[Begin DATA EXTRACT]
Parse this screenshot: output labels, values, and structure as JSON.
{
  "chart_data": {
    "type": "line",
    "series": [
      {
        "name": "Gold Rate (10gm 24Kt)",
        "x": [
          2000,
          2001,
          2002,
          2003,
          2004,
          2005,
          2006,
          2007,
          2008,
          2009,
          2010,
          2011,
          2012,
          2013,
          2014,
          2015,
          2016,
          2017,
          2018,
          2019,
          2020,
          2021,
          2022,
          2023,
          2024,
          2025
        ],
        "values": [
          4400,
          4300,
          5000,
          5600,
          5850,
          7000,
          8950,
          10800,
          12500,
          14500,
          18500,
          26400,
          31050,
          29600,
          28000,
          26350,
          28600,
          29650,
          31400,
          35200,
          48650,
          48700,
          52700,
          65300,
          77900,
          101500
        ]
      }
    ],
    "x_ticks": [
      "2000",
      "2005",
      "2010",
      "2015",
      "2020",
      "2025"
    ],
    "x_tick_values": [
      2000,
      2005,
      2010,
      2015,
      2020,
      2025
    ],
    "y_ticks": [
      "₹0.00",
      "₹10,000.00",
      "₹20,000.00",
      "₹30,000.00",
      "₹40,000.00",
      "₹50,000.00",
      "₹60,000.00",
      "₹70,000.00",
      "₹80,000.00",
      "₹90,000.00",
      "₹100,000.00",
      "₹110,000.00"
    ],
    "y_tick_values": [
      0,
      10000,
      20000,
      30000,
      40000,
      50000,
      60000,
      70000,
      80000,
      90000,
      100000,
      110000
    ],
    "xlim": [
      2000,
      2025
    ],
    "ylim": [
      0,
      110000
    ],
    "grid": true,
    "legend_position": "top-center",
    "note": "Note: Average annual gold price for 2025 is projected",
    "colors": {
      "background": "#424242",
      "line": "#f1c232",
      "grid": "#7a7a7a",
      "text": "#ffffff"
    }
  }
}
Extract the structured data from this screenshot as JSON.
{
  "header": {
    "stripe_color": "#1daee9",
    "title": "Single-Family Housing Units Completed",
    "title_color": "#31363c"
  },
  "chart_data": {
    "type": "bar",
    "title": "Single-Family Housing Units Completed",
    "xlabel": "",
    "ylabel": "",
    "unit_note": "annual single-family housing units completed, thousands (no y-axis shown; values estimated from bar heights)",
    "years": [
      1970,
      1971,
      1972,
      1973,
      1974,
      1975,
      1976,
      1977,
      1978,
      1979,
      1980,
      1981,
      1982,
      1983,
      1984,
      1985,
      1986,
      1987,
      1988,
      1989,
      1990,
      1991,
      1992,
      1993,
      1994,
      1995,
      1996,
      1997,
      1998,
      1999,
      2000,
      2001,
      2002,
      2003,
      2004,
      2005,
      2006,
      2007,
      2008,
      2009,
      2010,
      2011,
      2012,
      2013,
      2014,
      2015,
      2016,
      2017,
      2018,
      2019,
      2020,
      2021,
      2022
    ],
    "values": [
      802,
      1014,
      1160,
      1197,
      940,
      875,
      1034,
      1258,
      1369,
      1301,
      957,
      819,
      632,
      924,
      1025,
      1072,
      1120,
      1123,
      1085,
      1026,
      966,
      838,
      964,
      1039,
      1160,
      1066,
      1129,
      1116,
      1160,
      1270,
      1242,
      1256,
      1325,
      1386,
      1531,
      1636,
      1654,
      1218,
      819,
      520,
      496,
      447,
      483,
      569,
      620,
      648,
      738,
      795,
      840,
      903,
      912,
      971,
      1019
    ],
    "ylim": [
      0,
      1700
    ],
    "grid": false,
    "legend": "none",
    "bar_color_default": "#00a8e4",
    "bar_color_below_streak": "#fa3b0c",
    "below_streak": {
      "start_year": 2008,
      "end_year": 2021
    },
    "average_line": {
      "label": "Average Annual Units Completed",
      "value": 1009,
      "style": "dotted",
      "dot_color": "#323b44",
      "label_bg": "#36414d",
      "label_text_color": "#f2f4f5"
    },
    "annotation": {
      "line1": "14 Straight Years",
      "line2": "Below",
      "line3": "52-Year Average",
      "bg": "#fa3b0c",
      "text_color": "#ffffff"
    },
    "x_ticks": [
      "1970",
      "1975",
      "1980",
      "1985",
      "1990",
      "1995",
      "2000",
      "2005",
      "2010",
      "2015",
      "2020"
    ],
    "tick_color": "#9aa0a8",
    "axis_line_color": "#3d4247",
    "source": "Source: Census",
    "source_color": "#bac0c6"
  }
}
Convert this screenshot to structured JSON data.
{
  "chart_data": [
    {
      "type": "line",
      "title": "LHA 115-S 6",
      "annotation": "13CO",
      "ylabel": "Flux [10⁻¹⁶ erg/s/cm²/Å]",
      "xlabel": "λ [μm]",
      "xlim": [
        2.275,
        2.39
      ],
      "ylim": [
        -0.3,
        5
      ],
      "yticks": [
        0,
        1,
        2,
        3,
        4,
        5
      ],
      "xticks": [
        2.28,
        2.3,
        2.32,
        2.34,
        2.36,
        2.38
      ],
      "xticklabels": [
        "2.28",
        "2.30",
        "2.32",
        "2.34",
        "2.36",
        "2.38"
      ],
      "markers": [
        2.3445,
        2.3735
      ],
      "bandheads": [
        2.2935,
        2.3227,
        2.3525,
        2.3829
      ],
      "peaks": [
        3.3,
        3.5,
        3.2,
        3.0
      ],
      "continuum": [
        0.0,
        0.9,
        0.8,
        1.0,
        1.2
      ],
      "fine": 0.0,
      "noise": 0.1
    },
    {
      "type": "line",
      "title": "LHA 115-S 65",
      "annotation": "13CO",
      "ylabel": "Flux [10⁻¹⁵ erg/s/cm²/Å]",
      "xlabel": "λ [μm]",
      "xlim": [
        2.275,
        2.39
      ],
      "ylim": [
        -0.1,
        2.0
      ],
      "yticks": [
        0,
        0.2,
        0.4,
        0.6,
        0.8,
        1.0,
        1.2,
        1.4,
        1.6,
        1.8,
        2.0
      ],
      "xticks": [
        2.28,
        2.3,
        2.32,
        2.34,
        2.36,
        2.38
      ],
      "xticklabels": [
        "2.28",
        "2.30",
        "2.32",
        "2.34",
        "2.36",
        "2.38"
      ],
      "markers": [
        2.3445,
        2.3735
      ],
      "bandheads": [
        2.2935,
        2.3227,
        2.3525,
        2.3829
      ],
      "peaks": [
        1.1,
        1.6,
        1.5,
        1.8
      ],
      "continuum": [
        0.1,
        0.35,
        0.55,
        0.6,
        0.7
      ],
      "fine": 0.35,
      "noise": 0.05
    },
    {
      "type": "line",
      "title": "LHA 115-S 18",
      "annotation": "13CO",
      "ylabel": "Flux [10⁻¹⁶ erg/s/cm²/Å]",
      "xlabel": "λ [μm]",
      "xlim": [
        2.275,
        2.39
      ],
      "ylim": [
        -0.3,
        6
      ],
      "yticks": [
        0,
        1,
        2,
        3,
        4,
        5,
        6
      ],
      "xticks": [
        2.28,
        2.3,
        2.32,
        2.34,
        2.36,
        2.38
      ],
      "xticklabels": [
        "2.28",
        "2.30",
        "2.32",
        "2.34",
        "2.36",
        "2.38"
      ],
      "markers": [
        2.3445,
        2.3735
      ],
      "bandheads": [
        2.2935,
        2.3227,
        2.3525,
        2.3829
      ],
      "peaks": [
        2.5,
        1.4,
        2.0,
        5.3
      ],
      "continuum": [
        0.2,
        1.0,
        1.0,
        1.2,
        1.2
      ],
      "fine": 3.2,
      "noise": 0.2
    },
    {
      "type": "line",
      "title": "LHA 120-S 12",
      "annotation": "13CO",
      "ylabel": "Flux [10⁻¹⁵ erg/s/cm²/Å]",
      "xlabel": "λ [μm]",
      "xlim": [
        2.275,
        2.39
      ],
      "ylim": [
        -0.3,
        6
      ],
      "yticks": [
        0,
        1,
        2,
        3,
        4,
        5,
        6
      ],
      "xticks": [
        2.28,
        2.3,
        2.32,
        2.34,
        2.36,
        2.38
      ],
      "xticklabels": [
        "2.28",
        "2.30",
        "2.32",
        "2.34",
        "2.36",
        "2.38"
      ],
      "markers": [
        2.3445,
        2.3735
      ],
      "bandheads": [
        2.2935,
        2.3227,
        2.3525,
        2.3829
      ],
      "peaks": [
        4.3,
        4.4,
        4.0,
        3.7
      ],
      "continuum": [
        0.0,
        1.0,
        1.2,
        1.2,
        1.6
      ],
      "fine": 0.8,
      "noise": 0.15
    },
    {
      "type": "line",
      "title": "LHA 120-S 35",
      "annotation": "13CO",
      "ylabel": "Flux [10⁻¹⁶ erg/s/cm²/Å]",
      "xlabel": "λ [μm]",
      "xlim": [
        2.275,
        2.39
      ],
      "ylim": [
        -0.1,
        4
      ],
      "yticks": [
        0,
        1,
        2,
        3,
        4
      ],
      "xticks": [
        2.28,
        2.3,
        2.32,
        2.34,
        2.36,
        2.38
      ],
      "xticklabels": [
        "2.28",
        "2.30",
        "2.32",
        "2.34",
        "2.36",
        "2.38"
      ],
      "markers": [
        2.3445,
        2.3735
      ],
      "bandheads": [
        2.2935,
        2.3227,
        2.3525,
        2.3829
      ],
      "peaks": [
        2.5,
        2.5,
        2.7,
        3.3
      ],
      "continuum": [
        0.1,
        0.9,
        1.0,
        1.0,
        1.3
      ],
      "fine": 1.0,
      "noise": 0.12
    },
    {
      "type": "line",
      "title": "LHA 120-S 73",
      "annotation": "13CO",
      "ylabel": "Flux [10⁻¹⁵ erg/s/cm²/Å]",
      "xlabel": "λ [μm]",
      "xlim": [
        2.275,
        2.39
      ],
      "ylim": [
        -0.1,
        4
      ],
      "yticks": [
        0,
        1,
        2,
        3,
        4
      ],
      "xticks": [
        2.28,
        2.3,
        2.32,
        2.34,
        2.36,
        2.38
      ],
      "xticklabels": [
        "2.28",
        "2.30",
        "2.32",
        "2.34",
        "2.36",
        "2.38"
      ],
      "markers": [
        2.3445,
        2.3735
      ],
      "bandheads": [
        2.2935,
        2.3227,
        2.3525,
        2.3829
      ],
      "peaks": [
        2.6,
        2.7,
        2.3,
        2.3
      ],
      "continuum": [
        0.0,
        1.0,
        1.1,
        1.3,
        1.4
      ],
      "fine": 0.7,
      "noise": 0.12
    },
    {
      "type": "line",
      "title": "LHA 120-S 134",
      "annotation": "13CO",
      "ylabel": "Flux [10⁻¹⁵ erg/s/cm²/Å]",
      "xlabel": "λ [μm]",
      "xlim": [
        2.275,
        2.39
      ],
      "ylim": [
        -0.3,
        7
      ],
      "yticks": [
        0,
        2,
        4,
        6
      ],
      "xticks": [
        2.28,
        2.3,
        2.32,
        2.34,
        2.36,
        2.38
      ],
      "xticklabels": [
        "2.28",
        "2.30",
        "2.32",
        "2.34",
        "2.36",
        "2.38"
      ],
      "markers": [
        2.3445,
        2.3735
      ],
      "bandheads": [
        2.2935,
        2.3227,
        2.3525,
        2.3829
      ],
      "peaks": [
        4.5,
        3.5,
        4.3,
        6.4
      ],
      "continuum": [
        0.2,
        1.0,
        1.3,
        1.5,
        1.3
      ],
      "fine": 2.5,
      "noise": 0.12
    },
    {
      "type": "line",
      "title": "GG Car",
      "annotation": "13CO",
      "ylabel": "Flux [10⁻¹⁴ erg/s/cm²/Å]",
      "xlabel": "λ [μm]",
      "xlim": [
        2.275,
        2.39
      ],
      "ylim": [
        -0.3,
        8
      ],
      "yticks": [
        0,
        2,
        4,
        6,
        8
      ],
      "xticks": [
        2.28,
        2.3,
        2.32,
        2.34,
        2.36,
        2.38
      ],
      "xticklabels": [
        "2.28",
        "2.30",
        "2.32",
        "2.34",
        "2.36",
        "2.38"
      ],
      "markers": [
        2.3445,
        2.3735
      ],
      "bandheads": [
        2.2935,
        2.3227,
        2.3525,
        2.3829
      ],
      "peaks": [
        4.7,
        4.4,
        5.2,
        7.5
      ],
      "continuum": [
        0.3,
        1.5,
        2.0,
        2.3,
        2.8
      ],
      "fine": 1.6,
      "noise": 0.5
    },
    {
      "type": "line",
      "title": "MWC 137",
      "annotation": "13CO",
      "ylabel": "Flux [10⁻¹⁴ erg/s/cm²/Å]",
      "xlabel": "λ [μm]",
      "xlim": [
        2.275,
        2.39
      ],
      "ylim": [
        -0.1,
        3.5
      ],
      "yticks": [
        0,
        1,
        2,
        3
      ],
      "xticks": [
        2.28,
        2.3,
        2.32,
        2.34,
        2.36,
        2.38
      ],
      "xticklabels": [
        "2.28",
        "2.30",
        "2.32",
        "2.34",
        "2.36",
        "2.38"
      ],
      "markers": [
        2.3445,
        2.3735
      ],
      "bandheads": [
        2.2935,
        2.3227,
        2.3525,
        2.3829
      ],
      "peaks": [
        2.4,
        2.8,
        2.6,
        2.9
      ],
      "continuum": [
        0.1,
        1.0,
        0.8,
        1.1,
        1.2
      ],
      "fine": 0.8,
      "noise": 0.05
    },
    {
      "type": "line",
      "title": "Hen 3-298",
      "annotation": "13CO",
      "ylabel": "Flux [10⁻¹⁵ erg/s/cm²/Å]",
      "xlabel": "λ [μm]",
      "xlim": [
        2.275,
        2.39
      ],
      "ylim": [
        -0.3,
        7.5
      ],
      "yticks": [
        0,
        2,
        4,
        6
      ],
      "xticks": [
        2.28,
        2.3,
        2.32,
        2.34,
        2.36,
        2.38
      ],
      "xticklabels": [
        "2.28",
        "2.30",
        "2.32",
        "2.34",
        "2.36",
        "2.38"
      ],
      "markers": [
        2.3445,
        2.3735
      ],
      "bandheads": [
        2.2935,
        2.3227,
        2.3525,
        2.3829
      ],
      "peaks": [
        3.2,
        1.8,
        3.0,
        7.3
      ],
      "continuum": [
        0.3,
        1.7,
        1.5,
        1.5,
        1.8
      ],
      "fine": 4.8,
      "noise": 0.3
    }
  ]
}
[End DATA EXTRACT]
● THE EXERCISE:
Which lines contain "screenshot"? Copy each of them.

● CORRECT OUTPUT:
Parse this screenshot: output labels, values, and structure as JSON.
Extract the structured data from this screenshot as JSON.
Convert this screenshot to structured JSON data.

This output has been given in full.